» Exercise aim:
Locate each line holding the string "Export" and copy it.
══ Records for this task ══
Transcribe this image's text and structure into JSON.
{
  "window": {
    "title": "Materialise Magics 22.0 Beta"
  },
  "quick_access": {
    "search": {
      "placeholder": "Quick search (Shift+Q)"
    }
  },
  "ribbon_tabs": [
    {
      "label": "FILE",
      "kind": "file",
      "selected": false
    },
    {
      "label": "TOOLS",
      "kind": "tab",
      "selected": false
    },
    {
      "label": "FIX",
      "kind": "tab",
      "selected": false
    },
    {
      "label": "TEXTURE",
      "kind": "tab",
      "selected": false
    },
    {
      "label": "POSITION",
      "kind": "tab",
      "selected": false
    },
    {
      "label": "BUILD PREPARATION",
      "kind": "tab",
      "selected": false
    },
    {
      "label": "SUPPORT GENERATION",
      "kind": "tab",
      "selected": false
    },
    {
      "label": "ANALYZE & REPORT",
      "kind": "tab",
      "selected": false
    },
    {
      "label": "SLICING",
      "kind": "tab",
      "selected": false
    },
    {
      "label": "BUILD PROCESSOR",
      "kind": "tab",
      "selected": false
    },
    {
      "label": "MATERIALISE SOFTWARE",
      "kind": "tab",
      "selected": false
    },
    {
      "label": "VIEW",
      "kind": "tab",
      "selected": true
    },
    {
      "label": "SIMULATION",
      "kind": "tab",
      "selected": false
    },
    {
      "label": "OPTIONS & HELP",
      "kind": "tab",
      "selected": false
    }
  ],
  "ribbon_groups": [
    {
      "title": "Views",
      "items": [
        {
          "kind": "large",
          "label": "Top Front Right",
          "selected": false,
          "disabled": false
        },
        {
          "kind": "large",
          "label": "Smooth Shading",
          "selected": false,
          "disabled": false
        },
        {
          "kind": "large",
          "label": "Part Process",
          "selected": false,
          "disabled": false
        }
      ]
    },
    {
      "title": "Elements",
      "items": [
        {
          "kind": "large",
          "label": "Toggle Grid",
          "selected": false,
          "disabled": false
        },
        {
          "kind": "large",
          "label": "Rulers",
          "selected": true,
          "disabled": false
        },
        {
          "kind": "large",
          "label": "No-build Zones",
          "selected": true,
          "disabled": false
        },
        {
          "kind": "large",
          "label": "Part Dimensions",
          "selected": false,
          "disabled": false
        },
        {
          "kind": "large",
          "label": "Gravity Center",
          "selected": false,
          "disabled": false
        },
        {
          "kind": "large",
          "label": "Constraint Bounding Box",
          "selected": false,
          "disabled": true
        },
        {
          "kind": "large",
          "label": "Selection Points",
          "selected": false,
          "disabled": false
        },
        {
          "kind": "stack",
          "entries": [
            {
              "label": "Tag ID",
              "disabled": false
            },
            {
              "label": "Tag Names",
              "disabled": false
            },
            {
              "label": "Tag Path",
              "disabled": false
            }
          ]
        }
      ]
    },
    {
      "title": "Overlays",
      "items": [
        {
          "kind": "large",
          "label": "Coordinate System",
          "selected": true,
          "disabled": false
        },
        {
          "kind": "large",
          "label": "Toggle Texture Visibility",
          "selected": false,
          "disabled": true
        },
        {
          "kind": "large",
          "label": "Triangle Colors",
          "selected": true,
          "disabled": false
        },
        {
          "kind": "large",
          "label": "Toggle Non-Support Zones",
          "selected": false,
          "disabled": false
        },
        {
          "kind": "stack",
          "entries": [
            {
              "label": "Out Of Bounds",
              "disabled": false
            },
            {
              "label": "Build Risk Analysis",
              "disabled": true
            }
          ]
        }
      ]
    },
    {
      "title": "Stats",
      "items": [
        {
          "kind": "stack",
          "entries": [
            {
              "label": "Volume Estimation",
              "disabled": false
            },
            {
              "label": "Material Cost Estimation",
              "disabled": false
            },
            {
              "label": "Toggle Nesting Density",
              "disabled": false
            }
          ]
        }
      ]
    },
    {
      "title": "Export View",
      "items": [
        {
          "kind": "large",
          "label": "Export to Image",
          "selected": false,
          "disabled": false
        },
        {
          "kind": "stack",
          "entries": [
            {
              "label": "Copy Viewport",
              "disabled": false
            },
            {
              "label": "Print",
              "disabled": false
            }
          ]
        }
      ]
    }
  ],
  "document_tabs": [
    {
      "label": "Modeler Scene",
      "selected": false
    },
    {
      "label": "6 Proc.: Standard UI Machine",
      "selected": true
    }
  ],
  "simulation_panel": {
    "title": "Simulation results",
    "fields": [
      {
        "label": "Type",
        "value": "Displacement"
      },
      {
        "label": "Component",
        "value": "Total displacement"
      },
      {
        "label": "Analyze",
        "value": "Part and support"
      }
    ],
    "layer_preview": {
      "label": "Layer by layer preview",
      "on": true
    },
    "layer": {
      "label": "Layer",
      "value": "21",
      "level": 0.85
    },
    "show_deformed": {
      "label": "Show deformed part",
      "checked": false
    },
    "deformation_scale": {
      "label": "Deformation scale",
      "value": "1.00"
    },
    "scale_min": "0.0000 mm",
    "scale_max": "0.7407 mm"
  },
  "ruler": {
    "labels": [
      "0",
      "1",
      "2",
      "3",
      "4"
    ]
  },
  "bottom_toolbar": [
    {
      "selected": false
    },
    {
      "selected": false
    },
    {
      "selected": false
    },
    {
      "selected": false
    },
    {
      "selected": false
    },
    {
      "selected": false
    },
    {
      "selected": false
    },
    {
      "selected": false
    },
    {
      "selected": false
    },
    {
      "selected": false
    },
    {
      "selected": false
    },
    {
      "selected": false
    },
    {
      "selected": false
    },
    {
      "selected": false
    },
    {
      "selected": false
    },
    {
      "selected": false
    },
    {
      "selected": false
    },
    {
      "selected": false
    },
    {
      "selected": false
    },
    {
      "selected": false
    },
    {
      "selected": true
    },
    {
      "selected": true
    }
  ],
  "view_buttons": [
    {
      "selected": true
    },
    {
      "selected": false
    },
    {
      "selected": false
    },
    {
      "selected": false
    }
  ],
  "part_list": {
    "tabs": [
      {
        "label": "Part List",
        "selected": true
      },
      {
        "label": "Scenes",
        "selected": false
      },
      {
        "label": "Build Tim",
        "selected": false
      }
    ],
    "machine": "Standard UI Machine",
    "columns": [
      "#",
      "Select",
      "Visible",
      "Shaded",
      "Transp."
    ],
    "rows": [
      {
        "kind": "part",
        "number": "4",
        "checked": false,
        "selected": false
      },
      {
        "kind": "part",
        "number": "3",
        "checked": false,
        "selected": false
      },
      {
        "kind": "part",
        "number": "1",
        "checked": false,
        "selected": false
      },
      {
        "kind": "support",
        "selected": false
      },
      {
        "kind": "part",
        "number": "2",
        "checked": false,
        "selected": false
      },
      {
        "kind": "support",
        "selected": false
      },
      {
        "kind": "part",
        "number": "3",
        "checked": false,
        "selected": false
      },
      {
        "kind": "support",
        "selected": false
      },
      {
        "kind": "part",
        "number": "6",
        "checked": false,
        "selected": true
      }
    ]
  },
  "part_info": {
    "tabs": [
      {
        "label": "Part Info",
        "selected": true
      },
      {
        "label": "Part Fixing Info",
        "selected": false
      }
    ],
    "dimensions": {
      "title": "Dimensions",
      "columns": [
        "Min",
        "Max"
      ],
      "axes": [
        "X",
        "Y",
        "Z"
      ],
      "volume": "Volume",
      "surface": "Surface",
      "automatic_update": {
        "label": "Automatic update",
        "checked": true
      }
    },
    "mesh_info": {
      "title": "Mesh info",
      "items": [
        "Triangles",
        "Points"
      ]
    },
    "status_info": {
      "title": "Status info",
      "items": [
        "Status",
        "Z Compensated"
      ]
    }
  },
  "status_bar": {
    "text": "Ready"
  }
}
═══
» Worked answer:
      "title": "Export View",
          "label": "Export to Image",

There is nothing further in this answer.